-- START OF Records supplied --

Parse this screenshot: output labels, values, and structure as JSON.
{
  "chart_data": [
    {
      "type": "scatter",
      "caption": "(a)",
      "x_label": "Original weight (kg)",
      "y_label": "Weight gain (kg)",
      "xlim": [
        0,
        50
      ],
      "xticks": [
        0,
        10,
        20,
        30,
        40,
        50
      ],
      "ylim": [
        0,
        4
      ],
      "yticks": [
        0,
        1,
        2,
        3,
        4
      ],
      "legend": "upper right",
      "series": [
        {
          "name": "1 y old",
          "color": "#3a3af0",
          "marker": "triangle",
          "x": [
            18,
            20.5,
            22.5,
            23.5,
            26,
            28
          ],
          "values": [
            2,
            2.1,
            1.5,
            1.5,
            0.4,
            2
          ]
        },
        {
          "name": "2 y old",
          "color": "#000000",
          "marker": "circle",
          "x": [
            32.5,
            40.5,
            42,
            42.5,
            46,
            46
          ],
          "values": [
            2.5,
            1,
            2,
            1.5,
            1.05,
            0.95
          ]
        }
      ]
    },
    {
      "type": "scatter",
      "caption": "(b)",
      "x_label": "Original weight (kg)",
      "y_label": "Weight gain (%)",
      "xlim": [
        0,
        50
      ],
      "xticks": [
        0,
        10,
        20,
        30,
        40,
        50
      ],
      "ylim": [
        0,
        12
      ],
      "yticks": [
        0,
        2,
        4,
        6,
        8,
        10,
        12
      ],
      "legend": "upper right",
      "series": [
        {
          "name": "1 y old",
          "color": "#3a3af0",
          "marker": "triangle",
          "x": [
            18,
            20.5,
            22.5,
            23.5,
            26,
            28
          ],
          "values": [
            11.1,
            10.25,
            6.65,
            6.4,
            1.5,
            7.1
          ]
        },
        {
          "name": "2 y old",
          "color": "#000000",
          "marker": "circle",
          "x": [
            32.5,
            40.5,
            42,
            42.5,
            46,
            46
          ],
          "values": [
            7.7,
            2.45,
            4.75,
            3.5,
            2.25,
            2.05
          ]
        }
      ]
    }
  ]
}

-- END OF Records supplied --
-- START OF Records supplied --

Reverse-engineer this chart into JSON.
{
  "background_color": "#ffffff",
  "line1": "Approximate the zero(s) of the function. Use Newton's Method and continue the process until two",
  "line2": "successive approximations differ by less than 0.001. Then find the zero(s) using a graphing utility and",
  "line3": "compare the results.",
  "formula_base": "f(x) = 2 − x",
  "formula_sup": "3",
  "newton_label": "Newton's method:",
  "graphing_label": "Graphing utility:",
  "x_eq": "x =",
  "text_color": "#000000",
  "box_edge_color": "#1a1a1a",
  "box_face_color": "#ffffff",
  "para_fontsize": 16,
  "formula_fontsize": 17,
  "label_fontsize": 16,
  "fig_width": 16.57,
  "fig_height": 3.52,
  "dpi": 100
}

-- END OF Records supplied --
-- START OF Records supplied --

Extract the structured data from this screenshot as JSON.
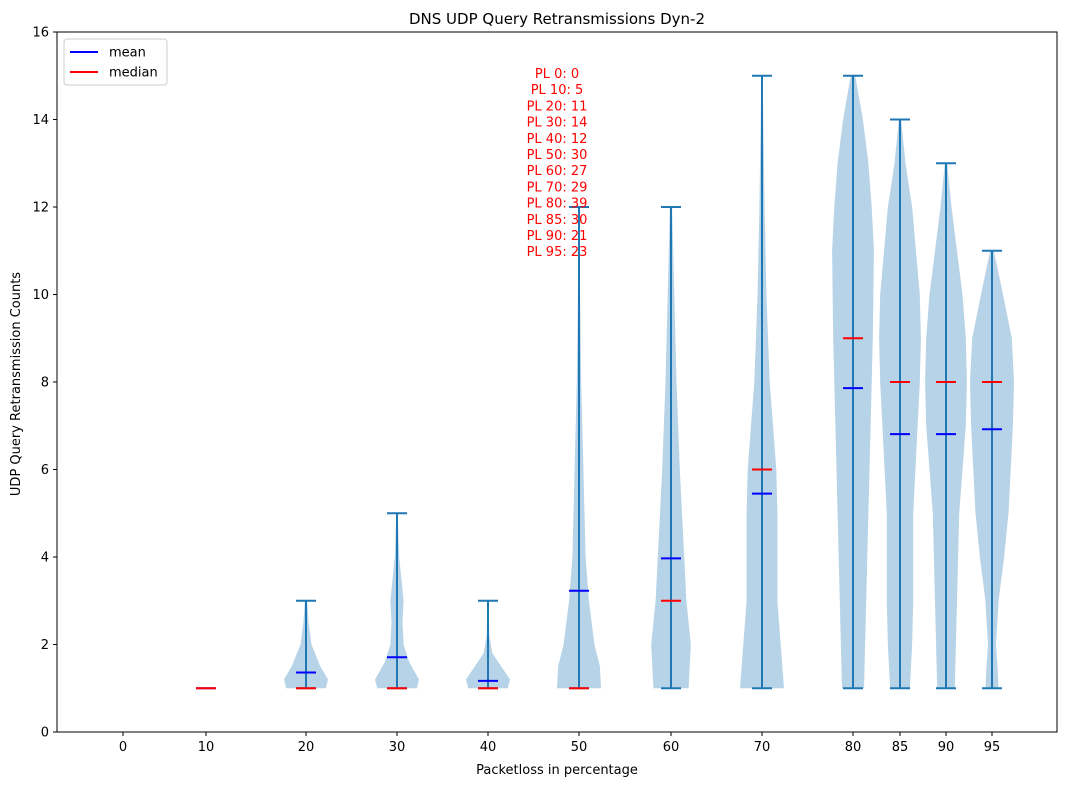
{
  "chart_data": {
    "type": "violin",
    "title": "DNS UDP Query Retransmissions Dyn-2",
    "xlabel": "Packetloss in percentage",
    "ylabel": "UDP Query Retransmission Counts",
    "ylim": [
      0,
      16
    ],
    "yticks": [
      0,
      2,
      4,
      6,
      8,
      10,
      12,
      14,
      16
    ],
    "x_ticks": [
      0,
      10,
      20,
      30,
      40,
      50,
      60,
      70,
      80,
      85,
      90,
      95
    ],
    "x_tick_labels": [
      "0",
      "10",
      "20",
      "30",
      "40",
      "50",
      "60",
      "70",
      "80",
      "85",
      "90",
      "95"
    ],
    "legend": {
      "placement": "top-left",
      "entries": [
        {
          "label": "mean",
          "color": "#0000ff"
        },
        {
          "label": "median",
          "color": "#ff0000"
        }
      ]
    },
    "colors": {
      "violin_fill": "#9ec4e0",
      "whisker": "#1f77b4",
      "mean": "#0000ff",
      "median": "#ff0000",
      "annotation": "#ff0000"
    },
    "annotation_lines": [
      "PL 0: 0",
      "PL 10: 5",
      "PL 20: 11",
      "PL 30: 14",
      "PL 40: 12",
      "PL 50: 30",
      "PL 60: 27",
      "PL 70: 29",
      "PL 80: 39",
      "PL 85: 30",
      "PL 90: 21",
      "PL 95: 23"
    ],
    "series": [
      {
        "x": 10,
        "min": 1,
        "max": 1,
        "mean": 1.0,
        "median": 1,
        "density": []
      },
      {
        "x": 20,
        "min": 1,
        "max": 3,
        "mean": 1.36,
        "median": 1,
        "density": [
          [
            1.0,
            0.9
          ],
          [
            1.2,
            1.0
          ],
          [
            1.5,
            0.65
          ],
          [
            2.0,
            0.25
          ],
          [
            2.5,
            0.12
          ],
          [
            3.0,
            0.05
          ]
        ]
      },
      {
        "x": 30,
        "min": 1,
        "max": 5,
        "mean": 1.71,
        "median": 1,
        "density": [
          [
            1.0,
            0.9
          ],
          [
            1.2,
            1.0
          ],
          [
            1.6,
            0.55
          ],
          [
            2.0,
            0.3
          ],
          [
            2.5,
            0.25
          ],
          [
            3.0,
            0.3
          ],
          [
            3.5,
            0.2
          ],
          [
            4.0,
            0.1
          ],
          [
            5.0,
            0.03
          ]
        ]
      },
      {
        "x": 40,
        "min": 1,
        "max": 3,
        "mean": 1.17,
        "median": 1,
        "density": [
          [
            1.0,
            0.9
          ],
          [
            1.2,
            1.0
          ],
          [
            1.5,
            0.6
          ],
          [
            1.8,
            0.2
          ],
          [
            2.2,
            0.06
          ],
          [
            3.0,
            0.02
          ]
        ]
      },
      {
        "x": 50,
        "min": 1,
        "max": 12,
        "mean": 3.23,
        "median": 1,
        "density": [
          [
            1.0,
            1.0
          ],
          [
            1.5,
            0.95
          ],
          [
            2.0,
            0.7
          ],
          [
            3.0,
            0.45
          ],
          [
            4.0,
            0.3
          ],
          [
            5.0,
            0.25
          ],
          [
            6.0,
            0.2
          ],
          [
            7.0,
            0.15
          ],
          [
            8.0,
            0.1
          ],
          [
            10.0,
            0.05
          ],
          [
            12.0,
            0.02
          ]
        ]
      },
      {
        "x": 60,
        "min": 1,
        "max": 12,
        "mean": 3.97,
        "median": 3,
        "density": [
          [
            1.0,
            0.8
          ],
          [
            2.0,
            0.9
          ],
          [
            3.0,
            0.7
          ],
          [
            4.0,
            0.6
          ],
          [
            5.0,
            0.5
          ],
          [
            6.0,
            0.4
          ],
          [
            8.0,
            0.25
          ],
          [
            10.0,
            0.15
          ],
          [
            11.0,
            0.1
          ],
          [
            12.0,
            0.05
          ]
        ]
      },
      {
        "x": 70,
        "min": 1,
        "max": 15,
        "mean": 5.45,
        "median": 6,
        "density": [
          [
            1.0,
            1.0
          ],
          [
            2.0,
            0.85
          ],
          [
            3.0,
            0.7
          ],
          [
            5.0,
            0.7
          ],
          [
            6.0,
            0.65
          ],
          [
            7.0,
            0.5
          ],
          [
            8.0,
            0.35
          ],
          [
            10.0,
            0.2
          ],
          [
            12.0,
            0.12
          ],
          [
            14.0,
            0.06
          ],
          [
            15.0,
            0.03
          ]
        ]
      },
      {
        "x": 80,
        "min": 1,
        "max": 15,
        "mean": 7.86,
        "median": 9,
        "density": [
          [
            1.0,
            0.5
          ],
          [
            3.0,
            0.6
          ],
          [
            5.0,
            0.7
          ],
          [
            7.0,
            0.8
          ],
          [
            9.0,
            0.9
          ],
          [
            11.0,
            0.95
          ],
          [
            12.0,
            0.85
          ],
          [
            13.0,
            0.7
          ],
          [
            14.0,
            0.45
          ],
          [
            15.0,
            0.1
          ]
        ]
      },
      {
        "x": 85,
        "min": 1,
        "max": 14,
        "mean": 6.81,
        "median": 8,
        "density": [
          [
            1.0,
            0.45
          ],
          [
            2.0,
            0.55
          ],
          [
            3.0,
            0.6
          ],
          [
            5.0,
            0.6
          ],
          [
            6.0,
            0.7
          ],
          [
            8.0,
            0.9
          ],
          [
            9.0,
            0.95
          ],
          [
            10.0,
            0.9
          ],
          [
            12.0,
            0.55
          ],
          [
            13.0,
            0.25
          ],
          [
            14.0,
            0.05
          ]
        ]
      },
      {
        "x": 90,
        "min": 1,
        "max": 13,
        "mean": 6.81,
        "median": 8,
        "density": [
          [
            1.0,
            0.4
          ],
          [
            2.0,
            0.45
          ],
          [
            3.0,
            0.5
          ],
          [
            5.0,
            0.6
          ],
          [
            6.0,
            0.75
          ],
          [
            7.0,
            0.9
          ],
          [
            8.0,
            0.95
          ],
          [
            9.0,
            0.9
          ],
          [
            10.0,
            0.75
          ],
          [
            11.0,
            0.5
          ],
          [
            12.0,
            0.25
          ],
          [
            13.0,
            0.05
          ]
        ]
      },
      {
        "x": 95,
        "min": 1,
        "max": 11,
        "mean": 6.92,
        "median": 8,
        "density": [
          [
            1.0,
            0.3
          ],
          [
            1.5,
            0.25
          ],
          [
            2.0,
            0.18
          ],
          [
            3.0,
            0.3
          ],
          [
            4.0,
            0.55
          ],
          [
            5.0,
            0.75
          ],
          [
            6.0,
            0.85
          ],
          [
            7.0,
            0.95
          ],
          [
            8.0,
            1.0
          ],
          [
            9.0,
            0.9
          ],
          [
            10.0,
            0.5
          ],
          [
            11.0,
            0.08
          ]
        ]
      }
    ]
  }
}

-- END OF Records supplied --

*Task details*. Find every line that includes the string "ffffff". Report how many there are and nothing else.

*Output below*. 2